- Dataset

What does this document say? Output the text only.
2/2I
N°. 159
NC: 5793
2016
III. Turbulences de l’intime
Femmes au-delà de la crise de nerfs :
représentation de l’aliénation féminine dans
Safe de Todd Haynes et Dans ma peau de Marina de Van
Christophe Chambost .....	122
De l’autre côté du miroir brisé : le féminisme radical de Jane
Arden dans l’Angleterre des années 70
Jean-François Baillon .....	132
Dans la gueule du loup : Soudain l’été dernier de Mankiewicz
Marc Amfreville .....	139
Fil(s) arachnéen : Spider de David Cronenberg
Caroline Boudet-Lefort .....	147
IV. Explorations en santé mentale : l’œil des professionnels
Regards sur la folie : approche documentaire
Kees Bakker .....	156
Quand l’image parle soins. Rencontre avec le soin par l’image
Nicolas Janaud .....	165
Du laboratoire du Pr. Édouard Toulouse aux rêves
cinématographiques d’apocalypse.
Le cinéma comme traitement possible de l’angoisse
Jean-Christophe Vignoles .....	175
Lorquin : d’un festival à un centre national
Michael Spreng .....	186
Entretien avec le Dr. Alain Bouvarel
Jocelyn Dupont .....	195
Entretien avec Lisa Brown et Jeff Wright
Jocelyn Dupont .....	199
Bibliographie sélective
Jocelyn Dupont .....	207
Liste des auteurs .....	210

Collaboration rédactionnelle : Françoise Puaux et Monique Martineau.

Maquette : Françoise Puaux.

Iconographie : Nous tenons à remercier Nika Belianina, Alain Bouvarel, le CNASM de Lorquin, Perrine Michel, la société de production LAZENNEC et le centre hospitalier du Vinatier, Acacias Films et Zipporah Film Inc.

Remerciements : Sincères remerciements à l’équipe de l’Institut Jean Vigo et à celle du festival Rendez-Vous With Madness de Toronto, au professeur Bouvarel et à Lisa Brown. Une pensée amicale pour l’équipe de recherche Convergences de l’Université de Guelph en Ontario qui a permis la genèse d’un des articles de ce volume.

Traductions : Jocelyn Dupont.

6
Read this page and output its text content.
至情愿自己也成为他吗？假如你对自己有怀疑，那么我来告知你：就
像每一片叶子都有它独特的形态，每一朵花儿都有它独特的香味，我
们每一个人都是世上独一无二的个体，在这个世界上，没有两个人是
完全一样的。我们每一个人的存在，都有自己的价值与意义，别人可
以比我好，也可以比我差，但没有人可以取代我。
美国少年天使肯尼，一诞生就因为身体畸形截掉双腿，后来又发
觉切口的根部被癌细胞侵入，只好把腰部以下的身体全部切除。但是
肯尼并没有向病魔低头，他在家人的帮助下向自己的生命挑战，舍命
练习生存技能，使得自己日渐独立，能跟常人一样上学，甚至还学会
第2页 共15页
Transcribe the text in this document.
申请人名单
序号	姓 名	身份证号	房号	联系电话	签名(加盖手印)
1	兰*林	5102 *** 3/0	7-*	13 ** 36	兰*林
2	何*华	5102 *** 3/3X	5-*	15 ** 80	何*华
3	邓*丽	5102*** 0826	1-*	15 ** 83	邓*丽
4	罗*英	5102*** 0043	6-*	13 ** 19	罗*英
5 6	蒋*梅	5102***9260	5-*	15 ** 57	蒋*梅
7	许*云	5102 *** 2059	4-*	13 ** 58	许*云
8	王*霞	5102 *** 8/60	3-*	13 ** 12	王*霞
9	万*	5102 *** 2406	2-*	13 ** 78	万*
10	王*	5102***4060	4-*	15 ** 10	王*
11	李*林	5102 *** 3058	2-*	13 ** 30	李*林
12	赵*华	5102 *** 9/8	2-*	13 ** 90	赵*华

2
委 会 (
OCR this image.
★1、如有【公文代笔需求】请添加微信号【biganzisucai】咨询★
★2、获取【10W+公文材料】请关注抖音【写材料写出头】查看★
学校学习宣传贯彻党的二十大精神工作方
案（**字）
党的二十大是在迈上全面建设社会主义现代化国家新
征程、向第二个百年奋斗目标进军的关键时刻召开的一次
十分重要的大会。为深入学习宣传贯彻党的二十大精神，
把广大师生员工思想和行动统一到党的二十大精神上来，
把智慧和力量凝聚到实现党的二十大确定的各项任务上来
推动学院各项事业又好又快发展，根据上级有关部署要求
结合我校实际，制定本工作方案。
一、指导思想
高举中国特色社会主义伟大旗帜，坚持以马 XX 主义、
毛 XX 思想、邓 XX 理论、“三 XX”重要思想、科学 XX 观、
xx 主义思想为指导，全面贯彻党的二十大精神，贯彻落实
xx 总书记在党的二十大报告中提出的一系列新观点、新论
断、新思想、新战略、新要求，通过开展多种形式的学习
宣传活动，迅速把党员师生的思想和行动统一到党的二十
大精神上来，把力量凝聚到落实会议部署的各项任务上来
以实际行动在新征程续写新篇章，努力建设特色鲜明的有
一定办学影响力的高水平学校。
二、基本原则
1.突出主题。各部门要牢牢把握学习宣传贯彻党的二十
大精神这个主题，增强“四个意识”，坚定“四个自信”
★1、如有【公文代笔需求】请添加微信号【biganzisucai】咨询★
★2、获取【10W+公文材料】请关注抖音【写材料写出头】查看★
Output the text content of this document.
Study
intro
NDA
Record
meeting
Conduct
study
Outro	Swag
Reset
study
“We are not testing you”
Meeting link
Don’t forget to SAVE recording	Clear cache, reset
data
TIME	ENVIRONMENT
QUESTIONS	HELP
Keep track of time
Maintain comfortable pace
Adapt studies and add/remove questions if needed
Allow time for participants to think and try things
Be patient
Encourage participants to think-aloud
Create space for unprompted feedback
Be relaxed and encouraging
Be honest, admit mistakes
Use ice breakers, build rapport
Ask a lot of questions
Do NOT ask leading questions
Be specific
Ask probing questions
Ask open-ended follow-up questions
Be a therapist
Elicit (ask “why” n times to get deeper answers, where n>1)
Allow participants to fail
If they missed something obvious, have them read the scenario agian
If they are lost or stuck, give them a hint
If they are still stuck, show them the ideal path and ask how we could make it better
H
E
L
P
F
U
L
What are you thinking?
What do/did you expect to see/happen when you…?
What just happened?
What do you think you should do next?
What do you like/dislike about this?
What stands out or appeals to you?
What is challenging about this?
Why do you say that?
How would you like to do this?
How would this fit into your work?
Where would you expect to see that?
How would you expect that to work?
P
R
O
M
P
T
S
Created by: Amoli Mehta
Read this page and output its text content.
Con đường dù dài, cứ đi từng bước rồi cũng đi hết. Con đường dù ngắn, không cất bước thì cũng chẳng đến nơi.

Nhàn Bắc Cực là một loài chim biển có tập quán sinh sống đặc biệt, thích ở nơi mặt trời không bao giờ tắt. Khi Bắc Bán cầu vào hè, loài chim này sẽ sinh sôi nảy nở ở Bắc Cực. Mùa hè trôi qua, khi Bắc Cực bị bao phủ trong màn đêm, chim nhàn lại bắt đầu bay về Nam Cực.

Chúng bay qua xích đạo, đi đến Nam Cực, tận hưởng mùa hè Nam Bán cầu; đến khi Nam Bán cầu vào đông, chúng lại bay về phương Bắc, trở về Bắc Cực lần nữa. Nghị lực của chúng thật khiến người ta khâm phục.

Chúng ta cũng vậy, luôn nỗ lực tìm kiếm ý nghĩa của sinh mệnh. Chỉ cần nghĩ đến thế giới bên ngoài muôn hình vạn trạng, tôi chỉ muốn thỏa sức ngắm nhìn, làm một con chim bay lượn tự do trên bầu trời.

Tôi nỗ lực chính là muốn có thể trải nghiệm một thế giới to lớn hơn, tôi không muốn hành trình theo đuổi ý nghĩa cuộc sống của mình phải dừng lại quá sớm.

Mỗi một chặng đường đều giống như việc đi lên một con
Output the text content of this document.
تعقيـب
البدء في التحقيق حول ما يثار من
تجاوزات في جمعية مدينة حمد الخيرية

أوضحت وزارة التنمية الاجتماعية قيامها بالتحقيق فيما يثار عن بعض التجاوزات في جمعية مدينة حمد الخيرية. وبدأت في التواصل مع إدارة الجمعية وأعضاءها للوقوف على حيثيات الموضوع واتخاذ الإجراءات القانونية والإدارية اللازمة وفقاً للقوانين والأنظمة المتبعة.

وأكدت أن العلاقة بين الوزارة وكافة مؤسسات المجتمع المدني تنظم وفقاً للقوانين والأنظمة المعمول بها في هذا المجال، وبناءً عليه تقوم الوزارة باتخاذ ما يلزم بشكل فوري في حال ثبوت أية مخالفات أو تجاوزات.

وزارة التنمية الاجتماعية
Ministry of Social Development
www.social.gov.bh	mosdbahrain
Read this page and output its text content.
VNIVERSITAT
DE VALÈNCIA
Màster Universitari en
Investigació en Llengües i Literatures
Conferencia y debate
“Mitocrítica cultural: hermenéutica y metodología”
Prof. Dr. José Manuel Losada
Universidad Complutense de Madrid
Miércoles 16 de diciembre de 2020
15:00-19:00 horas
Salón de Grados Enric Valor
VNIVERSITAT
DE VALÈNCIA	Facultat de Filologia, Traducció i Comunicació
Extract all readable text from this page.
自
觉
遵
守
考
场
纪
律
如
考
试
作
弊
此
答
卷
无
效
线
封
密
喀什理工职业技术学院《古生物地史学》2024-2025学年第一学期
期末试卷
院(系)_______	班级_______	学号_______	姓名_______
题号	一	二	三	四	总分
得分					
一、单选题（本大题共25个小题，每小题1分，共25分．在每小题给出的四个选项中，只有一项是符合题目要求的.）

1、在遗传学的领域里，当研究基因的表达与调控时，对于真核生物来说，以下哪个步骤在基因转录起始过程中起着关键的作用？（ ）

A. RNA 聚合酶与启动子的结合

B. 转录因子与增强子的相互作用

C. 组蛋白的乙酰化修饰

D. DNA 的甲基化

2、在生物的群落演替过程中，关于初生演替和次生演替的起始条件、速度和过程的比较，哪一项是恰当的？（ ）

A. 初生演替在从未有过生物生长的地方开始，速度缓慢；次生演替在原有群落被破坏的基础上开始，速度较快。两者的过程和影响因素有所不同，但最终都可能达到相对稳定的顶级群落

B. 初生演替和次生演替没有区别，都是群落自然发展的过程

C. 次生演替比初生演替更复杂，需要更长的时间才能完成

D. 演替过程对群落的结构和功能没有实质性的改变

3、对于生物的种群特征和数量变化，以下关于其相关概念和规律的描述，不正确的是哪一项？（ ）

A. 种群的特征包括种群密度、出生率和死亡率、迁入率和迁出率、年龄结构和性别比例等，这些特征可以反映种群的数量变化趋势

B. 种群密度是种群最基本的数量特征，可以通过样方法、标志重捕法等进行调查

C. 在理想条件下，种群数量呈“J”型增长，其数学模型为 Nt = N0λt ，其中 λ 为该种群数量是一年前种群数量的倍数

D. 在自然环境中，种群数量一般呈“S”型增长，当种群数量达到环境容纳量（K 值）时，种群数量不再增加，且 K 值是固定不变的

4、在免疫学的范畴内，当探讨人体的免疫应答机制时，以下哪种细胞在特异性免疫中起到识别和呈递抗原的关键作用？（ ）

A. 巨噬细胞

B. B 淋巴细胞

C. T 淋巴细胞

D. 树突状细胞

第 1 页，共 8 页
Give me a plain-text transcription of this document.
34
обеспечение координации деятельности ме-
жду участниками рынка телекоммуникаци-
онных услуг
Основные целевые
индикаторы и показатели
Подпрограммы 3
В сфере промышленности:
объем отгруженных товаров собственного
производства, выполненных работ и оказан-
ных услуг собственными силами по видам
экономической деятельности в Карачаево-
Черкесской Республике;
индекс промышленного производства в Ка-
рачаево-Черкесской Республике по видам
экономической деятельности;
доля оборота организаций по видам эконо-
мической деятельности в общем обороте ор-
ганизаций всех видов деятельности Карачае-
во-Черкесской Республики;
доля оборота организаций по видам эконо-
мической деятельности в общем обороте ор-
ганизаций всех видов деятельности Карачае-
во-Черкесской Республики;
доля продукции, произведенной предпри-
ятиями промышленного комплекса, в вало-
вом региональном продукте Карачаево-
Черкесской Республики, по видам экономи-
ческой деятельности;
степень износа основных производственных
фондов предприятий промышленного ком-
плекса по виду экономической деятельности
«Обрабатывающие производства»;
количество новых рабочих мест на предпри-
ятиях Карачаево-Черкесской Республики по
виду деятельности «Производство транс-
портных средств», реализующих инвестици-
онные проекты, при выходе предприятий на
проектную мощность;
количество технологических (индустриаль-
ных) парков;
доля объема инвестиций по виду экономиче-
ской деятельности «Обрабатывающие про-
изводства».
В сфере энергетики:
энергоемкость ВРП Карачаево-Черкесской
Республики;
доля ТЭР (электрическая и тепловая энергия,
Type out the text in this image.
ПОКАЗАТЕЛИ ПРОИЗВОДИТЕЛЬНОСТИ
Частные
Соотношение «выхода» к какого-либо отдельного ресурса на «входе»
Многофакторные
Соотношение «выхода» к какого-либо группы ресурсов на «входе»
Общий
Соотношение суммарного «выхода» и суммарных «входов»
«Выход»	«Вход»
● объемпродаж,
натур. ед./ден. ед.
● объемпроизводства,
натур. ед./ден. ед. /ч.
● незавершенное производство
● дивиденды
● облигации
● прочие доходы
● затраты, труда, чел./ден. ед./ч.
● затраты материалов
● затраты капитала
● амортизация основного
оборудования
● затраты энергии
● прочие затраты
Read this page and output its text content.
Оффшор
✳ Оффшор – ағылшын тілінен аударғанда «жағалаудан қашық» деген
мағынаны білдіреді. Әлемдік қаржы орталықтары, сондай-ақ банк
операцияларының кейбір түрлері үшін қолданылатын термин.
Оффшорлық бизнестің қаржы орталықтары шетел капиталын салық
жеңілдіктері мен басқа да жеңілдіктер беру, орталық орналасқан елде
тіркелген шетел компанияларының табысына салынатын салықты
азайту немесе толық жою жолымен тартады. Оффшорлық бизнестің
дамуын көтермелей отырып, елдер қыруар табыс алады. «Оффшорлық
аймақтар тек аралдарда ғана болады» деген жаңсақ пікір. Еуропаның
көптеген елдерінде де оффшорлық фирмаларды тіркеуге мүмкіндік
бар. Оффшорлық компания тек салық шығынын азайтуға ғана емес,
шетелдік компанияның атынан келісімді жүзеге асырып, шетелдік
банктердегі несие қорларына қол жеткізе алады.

- Goal of the exercise
Extract all lines containing the word "виду".

- Task response
плекса по виду экономической деятельности
виду деятельности «Производство транс-
доля объема инвестиций по виду экономиче-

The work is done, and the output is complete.